» **Exercise aim**
Report, as a bare number, how many lines of the material below contain the word "像哇超那样".

════

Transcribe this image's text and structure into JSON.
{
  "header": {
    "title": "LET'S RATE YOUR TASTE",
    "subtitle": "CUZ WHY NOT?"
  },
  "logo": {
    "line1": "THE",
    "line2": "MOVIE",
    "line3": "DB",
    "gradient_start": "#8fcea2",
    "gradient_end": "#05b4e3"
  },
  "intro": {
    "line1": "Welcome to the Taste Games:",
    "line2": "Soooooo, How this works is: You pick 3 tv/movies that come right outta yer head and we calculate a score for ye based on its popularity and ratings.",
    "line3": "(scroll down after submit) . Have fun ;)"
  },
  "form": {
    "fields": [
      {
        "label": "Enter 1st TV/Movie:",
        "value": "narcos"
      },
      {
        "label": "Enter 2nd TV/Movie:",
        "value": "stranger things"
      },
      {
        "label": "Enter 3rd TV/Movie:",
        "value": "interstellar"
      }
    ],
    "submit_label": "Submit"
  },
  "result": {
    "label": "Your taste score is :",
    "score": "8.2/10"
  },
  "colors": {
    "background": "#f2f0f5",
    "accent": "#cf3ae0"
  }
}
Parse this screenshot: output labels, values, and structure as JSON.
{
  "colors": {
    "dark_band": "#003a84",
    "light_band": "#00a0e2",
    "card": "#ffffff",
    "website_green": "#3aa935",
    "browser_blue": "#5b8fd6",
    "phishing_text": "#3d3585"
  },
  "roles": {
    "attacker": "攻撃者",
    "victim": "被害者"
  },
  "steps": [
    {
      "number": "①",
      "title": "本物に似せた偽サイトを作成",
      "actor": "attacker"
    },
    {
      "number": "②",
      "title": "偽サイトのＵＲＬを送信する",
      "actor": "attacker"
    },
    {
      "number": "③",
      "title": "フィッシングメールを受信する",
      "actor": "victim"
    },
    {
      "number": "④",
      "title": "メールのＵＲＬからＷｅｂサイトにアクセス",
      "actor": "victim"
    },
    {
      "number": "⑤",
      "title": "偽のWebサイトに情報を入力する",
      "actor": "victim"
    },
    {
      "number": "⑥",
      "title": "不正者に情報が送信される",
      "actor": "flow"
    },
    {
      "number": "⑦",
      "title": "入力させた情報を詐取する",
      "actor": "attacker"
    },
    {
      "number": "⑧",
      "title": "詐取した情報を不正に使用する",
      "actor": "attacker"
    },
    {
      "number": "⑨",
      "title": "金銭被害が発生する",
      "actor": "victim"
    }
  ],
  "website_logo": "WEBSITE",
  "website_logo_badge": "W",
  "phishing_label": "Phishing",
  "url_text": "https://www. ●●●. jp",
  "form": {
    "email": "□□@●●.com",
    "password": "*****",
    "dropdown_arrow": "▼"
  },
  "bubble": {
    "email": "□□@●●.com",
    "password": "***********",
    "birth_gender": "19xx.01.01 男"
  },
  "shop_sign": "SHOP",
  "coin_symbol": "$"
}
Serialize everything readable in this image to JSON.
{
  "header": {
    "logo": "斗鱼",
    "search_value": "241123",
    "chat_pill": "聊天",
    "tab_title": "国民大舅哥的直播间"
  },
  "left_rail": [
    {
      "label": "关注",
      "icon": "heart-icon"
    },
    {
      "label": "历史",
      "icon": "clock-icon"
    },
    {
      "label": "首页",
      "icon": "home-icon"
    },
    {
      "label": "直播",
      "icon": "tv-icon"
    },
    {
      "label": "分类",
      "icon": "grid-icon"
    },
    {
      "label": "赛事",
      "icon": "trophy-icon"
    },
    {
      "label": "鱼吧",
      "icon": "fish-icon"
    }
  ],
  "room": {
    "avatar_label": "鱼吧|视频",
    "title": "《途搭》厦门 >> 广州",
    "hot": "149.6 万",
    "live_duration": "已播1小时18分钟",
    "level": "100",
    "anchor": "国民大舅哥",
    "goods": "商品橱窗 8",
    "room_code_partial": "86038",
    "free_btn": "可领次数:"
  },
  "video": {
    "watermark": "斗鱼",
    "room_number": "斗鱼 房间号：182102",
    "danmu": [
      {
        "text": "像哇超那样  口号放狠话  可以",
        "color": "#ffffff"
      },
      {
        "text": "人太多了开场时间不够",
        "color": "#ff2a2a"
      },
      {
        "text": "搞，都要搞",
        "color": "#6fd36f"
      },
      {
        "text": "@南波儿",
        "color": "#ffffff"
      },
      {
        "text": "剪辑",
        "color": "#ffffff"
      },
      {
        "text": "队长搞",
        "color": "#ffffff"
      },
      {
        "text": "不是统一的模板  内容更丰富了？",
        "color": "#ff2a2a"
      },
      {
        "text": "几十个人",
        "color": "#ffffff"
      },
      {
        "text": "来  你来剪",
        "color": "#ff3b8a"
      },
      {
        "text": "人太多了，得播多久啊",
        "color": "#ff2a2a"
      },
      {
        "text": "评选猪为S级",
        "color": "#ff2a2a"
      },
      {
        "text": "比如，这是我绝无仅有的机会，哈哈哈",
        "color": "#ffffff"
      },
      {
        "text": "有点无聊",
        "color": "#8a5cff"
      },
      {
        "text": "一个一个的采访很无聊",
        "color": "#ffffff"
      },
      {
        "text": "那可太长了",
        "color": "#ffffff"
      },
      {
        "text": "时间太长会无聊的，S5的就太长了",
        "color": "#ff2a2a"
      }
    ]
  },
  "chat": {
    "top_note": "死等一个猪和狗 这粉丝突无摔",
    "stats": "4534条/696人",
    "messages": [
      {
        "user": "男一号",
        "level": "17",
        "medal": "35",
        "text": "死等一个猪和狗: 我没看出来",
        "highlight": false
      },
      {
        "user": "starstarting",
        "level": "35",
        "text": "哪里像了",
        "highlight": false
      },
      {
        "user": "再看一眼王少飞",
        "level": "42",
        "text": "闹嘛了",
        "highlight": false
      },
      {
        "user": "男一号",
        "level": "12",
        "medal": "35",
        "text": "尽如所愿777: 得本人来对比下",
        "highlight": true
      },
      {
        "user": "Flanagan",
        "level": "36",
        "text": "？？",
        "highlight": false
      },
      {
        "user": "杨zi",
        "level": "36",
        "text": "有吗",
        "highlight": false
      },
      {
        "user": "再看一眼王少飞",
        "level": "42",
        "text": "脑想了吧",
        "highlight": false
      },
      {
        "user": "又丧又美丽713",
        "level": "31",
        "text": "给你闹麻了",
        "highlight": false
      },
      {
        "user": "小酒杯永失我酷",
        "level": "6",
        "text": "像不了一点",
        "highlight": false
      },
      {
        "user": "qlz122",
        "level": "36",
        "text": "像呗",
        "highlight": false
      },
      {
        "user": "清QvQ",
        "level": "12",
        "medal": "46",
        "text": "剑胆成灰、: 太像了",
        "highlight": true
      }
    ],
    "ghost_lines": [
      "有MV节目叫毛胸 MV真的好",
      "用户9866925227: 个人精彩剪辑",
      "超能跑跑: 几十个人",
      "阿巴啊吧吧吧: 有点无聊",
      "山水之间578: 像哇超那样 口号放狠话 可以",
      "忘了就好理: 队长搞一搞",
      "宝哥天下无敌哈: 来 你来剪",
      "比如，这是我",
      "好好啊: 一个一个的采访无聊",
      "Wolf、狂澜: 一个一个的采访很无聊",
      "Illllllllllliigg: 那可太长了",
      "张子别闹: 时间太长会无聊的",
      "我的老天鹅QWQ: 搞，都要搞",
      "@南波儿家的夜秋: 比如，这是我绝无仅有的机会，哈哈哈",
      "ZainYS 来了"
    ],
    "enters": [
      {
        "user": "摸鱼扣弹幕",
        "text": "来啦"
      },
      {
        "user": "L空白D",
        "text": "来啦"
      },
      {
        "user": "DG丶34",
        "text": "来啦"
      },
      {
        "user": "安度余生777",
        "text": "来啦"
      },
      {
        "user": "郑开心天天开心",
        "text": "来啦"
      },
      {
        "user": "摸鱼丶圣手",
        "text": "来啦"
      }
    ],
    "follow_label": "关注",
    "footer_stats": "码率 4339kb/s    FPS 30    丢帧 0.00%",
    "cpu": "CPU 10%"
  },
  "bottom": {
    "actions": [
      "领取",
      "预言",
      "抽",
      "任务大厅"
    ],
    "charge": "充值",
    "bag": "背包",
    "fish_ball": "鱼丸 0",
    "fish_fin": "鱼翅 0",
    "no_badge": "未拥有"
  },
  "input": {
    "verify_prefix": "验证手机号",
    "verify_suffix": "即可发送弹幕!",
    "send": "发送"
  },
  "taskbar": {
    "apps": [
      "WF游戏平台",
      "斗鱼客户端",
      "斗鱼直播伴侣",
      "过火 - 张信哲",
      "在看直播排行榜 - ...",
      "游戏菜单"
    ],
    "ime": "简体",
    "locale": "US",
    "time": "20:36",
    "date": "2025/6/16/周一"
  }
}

════

» **Solution to this task**
2